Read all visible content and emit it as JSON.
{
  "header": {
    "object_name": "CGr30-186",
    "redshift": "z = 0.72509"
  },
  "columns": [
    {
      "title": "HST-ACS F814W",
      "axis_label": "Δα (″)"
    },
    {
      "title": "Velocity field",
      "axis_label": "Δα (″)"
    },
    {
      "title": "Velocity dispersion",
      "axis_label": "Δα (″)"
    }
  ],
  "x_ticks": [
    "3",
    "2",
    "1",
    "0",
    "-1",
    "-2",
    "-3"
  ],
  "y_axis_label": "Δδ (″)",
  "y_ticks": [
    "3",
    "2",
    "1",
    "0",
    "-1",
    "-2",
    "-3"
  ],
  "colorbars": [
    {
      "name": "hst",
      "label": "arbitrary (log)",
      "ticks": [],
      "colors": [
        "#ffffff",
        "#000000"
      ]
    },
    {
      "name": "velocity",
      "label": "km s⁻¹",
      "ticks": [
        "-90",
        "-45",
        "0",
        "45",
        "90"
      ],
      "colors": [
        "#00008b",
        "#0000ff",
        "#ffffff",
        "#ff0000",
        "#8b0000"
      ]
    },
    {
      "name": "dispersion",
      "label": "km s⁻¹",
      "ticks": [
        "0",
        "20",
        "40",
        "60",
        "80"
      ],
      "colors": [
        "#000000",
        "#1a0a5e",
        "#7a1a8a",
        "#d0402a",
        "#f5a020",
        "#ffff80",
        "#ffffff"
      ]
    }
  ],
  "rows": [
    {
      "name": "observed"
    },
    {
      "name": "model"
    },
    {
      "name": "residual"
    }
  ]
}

▶ _Exercise task_
Give the listing above again, word for word.

▶ _Solution to this task_
Read all visible content and emit it as JSON.
{
  "header": {
    "object_name": "CGr30-186",
    "redshift": "z = 0.72509"
  },
  "columns": [
    {
      "title": "HST-ACS F814W",
      "axis_label": "Δα (″)"
    },
    {
      "title": "Velocity field",
      "axis_label": "Δα (″)"
    },
    {
      "title": "Velocity dispersion",
      "axis_label": "Δα (″)"
    }
  ],
  "x_ticks": [
    "3",
    "2",
    "1",
    "0",
    "-1",
    "-2",
    "-3"
  ],
  "y_axis_label": "Δδ (″)",
  "y_ticks": [
    "3",
    "2",
    "1",
    "0",
    "-1",
    "-2",
    "-3"
  ],
  "colorbars": [
    {
      "name": "hst",
      "label": "arbitrary (log)",
      "ticks": [],
      "colors": [
        "#ffffff",
        "#000000"
      ]
    },
    {
      "name": "velocity",
      "label": "km s⁻¹",
      "ticks": [
        "-90",
        "-45",
        "0",
        "45",
        "90"
      ],
      "colors": [
        "#00008b",
        "#0000ff",
        "#ffffff",
        "#ff0000",
        "#8b0000"
      ]
    },
    {
      "name": "dispersion",
      "label": "km s⁻¹",
      "ticks": [
        "0",
        "20",
        "40",
        "60",
        "80"
      ],
      "colors": [
        "#000000",
        "#1a0a5e",
        "#7a1a8a",
        "#d0402a",
        "#f5a020",
        "#ffff80",
        "#ffffff"
      ]
    }
  ],
  "rows": [
    {
      "name": "observed"
    },
    {
      "name": "model"
    },
    {
      "name": "residual"
    }
  ]
}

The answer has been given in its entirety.